### Record excerpts
= = = = = = =
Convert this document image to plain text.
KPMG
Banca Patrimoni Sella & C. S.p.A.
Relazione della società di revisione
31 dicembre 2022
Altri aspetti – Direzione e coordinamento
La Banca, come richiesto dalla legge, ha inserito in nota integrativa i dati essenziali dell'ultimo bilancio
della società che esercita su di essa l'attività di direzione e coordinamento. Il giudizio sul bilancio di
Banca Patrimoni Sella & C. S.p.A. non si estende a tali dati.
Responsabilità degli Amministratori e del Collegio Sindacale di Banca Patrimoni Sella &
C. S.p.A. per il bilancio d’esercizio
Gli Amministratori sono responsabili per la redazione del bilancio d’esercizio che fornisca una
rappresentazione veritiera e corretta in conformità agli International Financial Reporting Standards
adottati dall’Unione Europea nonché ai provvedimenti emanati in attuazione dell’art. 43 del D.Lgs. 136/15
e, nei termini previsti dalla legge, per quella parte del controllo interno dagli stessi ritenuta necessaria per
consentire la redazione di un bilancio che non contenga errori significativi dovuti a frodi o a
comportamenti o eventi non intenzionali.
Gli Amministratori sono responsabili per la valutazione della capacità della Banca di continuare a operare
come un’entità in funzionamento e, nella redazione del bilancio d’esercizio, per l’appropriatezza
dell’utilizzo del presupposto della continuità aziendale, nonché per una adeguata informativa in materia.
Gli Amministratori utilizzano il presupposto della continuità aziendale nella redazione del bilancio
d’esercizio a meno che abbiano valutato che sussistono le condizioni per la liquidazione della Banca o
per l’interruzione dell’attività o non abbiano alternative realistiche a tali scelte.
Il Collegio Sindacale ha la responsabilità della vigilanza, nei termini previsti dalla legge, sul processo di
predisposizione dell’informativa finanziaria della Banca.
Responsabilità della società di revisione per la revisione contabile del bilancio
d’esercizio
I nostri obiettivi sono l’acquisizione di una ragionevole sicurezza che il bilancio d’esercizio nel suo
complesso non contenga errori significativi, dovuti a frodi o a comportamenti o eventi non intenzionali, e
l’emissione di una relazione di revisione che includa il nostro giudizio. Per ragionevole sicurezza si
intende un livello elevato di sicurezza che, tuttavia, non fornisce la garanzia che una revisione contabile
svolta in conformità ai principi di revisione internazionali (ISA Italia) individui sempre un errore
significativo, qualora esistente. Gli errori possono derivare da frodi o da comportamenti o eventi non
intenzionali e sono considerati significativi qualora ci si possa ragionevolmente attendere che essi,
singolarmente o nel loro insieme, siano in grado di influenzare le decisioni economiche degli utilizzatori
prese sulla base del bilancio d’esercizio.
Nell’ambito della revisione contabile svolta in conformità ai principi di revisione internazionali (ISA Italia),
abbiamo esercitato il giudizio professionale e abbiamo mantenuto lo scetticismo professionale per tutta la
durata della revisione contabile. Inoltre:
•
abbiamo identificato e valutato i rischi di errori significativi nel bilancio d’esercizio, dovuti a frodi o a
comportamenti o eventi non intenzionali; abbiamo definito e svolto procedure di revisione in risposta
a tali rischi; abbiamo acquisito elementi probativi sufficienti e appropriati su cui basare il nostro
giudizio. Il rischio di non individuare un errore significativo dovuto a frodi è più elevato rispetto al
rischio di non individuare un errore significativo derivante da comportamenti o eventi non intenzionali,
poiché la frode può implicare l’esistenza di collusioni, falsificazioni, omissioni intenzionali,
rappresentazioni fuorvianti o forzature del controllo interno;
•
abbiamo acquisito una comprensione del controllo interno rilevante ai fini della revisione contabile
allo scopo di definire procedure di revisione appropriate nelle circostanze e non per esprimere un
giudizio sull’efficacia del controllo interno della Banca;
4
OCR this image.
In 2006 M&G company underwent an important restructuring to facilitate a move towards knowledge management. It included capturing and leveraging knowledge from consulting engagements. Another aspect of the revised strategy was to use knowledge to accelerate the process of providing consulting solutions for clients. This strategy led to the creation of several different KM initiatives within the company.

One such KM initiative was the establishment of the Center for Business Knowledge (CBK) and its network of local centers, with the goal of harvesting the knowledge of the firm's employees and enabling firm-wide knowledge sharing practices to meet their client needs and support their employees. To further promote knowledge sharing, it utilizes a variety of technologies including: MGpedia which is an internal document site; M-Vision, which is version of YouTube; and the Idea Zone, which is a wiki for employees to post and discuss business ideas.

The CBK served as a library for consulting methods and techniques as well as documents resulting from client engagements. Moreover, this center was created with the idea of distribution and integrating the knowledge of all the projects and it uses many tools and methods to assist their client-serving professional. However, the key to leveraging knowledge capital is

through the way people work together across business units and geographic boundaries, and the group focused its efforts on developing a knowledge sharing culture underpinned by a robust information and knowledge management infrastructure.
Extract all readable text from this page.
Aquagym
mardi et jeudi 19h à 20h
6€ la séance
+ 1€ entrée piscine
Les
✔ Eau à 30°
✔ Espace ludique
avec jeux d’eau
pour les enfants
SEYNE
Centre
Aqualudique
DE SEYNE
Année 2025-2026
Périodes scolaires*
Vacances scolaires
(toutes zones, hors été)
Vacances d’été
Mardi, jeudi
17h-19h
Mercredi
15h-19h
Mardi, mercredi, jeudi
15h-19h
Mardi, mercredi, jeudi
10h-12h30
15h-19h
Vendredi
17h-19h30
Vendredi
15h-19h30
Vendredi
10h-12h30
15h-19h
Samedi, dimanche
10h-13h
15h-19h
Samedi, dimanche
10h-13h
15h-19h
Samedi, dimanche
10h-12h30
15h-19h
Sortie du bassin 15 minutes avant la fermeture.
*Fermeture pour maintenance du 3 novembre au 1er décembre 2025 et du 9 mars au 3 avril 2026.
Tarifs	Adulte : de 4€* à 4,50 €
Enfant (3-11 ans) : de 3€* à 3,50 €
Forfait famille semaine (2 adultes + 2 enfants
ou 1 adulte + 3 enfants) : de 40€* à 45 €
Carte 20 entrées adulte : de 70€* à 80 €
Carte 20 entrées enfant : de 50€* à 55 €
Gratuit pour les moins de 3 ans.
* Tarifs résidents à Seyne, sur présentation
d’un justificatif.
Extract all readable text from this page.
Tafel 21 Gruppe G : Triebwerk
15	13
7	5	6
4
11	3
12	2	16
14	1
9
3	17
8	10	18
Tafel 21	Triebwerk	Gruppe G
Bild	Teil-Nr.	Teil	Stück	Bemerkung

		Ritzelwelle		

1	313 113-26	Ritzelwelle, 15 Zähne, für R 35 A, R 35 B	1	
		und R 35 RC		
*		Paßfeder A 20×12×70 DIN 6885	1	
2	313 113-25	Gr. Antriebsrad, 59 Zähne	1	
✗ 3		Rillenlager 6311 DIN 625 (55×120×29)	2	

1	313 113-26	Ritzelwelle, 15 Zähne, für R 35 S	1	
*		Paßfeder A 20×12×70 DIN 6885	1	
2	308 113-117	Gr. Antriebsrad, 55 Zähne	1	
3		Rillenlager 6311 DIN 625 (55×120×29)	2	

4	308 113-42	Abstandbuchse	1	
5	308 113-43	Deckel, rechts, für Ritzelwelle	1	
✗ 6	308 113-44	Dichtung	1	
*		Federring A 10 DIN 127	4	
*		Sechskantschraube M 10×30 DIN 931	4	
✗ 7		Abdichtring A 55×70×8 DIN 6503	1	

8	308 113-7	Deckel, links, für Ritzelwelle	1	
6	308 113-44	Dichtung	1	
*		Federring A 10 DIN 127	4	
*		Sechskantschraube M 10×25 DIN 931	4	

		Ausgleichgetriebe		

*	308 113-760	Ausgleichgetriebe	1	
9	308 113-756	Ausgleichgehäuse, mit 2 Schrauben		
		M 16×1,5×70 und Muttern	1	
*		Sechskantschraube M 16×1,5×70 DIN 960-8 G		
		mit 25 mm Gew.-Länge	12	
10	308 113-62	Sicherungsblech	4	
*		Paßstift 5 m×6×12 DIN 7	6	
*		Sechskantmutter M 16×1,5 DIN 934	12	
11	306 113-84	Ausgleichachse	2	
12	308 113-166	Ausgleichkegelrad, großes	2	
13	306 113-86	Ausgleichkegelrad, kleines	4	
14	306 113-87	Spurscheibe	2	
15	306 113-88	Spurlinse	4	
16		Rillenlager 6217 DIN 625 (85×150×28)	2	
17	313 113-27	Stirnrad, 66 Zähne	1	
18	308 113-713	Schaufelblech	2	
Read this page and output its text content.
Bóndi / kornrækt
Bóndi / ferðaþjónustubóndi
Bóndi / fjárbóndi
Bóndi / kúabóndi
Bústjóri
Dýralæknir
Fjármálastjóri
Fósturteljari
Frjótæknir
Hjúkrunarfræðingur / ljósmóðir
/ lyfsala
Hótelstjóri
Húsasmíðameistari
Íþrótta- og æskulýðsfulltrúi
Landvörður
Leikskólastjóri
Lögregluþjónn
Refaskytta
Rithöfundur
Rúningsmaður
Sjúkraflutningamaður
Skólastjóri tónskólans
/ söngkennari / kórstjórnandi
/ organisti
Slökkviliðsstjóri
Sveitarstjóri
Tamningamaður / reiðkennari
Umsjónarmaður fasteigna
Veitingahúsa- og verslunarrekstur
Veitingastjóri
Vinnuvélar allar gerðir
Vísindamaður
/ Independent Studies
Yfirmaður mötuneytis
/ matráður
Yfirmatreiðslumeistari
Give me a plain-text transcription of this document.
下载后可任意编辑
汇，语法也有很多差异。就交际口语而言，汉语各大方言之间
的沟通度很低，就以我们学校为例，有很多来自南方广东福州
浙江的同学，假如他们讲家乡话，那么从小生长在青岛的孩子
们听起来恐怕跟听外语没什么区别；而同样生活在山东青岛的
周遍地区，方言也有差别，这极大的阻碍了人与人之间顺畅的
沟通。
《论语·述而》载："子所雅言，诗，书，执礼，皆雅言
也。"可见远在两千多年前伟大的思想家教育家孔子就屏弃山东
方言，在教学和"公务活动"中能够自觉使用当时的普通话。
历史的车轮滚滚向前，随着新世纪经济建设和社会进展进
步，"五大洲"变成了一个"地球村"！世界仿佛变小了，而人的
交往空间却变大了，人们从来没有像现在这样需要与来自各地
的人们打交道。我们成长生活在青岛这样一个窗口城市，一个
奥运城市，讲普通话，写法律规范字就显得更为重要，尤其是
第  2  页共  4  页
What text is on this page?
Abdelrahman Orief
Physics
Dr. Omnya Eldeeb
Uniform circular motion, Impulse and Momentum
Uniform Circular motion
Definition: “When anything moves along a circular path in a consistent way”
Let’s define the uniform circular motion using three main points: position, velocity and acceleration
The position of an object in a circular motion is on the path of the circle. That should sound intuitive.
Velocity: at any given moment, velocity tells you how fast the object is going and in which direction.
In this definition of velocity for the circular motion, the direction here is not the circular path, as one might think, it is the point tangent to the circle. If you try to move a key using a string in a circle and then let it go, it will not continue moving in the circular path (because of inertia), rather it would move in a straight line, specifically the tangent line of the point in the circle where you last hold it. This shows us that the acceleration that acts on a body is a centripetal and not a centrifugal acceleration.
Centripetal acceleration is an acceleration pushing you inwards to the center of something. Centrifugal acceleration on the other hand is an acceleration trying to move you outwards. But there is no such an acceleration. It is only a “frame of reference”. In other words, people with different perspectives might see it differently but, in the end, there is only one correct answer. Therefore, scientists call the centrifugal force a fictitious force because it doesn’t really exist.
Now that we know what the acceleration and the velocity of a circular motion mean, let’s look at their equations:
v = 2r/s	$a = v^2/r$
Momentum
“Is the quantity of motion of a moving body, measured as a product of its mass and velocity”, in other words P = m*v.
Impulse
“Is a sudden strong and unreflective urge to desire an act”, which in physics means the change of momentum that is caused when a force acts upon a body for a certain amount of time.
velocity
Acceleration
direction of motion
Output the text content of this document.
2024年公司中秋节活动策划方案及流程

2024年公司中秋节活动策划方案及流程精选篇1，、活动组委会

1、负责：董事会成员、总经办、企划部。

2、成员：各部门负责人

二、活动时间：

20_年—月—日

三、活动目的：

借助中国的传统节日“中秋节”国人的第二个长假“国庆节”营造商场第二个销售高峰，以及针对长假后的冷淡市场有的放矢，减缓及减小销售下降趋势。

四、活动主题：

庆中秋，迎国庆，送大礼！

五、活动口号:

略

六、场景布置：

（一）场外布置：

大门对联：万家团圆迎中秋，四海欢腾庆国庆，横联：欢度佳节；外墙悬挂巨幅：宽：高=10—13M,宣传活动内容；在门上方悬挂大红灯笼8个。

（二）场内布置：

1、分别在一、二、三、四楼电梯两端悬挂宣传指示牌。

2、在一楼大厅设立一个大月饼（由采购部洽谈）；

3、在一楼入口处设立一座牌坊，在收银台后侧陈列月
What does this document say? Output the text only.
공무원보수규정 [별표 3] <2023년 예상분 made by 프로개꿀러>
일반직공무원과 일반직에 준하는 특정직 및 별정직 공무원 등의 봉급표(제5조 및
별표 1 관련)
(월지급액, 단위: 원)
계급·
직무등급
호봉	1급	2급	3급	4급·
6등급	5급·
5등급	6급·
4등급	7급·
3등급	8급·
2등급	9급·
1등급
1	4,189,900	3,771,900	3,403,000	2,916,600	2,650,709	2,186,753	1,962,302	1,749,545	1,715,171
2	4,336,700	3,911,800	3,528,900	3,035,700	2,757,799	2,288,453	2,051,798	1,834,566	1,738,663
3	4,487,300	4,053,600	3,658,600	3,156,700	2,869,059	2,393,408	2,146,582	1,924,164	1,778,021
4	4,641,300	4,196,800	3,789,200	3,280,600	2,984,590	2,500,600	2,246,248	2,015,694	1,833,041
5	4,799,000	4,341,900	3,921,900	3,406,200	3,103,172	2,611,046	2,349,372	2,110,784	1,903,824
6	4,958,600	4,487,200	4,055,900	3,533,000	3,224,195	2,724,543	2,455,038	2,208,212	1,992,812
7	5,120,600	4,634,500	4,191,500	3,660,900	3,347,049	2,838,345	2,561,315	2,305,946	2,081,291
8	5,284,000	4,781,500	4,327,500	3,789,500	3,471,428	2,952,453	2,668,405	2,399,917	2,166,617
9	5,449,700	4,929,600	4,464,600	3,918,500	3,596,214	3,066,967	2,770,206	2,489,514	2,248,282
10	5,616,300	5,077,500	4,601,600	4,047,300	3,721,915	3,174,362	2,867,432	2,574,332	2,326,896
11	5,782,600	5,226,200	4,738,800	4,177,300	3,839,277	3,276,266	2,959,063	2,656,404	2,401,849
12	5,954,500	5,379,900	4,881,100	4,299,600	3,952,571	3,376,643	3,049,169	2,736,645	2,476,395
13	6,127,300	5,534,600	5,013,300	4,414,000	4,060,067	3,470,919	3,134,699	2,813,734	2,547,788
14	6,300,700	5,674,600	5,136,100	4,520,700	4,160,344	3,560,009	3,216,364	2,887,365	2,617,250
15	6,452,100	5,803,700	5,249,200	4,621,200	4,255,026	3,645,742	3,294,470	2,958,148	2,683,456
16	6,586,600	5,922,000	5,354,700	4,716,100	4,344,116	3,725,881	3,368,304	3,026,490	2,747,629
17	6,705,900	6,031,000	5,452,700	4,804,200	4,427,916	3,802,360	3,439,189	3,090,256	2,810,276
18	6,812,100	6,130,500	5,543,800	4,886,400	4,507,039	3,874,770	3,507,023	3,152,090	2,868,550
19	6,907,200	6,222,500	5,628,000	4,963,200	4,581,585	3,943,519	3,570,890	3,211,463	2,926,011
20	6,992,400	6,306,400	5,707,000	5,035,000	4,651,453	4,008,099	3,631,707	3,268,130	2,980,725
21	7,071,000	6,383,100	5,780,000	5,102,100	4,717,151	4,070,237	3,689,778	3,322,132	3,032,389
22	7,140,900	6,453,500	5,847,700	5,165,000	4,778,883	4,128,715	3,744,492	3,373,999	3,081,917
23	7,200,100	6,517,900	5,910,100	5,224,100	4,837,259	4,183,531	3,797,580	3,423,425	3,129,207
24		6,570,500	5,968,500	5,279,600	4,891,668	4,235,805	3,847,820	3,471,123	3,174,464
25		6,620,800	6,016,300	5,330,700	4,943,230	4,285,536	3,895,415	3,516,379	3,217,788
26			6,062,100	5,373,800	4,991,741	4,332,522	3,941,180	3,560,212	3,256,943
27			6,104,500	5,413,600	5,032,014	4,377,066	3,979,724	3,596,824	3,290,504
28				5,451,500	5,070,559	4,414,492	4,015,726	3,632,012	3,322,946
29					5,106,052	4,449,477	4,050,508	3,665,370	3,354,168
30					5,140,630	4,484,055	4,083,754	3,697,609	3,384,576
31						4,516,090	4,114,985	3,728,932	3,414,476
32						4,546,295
= = = = = = =
### Prompt
Determine the number of lines in the listing that contain the string "acquisito". Write that number and nothing else.

### Exercise response
2